Raw data:
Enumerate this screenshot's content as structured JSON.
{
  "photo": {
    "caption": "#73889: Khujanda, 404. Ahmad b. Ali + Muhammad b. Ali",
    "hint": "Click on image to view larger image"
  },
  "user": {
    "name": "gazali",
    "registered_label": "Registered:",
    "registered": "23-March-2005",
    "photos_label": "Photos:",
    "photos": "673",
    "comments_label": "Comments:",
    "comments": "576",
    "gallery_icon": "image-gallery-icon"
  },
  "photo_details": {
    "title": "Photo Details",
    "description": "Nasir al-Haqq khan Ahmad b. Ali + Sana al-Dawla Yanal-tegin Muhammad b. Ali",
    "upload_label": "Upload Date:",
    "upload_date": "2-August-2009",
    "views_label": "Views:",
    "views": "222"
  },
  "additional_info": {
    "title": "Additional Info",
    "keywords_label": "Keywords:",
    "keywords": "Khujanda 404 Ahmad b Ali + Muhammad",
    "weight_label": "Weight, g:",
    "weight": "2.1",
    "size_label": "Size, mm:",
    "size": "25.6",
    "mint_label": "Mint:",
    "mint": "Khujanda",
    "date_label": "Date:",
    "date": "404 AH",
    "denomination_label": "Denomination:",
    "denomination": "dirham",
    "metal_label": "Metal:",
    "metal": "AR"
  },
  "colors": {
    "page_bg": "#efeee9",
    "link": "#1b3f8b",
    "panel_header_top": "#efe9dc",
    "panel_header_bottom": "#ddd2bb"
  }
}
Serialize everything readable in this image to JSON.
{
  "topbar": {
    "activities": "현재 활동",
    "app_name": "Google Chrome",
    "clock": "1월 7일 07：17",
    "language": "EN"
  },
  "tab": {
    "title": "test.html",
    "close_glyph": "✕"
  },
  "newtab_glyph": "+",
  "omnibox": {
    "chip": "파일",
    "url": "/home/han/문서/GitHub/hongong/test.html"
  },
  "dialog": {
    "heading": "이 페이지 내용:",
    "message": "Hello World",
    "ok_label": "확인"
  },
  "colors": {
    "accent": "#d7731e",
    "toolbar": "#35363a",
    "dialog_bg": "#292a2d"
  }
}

What is required: List all lines in the material containing the string "test".

Answer below:
    "title": "test.html",
    "url": "/home/han/문서/GitHub/hongong/test.html"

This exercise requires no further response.